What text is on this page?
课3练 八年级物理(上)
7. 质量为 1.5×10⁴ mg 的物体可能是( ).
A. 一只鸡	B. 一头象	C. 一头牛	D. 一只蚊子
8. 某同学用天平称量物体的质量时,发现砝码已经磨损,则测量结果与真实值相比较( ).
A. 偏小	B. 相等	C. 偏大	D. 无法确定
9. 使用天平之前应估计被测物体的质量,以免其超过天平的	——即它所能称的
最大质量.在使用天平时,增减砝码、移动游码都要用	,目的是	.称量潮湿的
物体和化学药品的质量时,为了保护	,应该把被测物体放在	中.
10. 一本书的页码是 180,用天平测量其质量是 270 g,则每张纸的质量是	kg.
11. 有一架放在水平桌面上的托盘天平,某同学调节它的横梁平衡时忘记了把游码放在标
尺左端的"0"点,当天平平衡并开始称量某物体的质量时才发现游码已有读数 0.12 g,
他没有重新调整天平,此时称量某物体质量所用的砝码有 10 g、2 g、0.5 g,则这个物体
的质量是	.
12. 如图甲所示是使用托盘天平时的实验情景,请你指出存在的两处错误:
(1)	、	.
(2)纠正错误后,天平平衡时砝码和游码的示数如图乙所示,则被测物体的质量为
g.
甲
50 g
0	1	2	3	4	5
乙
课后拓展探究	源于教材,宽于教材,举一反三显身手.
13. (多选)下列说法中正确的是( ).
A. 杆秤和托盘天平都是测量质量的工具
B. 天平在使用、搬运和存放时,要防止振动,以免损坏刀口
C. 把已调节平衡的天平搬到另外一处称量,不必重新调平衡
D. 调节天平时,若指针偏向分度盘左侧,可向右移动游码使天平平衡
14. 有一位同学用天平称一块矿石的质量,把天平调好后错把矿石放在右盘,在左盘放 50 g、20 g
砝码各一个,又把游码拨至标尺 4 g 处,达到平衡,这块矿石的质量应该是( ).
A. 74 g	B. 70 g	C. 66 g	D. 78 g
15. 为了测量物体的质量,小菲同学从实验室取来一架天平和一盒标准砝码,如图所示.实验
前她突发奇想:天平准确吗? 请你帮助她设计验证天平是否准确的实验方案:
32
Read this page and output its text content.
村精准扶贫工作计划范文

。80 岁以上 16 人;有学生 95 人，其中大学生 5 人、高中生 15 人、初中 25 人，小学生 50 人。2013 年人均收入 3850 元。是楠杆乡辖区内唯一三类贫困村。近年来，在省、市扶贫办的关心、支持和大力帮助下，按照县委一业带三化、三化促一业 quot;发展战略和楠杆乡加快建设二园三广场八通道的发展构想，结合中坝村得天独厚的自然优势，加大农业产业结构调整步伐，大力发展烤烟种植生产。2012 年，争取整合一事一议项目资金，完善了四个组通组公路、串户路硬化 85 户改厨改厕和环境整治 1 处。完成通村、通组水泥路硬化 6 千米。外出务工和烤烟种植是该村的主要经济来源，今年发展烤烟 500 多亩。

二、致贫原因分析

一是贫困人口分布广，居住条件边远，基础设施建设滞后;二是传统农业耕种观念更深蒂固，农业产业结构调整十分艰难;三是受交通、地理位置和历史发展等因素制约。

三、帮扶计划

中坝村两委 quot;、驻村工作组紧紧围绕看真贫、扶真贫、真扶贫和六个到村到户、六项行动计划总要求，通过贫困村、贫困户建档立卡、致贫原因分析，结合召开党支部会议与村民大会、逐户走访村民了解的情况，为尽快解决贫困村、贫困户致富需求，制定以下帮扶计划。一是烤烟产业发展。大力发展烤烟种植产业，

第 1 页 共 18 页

-----

REQUIREMENT:
Your task is to repeat the data exactly, with nothing left out.

ANSWER TO THIS TASK:
What text is on this page?
课3练 八年级物理(上)
7. 质量为 1.5×10⁴ mg 的物体可能是( ).
A. 一只鸡	B. 一头象	C. 一头牛	D. 一只蚊子
8. 某同学用天平称量物体的质量时,发现砝码已经磨损,则测量结果与真实值相比较( ).
A. 偏小	B. 相等	C. 偏大	D. 无法确定
9. 使用天平之前应估计被测物体的质量,以免其超过天平的	——即它所能称的
最大质量.在使用天平时,增减砝码、移动游码都要用	,目的是	.称量潮湿的
物体和化学药品的质量时,为了保护	,应该把被测物体放在	中.
10. 一本书的页码是 180,用天平测量其质量是 270 g,则每张纸的质量是	kg.
11. 有一架放在水平桌面上的托盘天平,某同学调节它的横梁平衡时忘记了把游码放在标
尺左端的"0"点,当天平平衡并开始称量某物体的质量时才发现游码已有读数 0.12 g,
他没有重新调整天平,此时称量某物体质量所用的砝码有 10 g、2 g、0.5 g,则这个物体
的质量是	.
12. 如图甲所示是使用托盘天平时的实验情景,请你指出存在的两处错误:
(1)	、	.
(2)纠正错误后,天平平衡时砝码和游码的示数如图乙所示,则被测物体的质量为
g.
甲
50 g
0	1	2	3	4	5
乙
课后拓展探究	源于教材,宽于教材,举一反三显身手.
13. (多选)下列说法中正确的是( ).
A. 杆秤和托盘天平都是测量质量的工具
B. 天平在使用、搬运和存放时,要防止振动,以免损坏刀口
C. 把已调节平衡的天平搬到另外一处称量,不必重新调平衡
D. 调节天平时,若指针偏向分度盘左侧,可向右移动游码使天平平衡
14. 有一位同学用天平称一块矿石的质量,把天平调好后错把矿石放在右盘,在左盘放 50 g、20 g
砝码各一个,又把游码拨至标尺 4 g 处,达到平衡,这块矿石的质量应该是( ).
A. 74 g	B. 70 g	C. 66 g	D. 78 g
15. 为了测量物体的质量,小菲同学从实验室取来一架天平和一盒标准砝码,如图所示.实验
前她突发奇想:天平准确吗? 请你帮助她设计验证天平是否准确的实验方案:
32
Read this page and output its text content.
村精准扶贫工作计划范文

。80 岁以上 16 人;有学生 95 人，其中大学生 5 人、高中生 15 人、初中 25 人，小学生 50 人。2013 年人均收入 3850 元。是楠杆乡辖区内唯一三类贫困村。近年来，在省、市扶贫办的关心、支持和大力帮助下，按照县委一业带三化、三化促一业 quot;发展战略和楠杆乡加快建设二园三广场八通道的发展构想，结合中坝村得天独厚的自然优势，加大农业产业结构调整步伐，大力发展烤烟种植生产。2012 年，争取整合一事一议项目资金，完善了四个组通组公路、串户路硬化 85 户改厨改厕和环境整治 1 处。完成通村、通组水泥路硬化 6 千米。外出务工和烤烟种植是该村的主要经济来源，今年发展烤烟 500 多亩。

二、致贫原因分析

一是贫困人口分布广，居住条件边远，基础设施建设滞后;二是传统农业耕种观念更深蒂固，农业产业结构调整十分艰难;三是受交通、地理位置和历史发展等因素制约。

三、帮扶计划

中坝村两委 quot;、驻村工作组紧紧围绕看真贫、扶真贫、真扶贫和六个到村到户、六项行动计划总要求，通过贫困村、贫困户建档立卡、致贫原因分析，结合召开党支部会议与村民大会、逐户走访村民了解的情况，为尽快解决贫困村、贫困户致富需求，制定以下帮扶计划。一是烤烟产业发展。大力发展烤烟种植产业，

第 1 页 共 18 页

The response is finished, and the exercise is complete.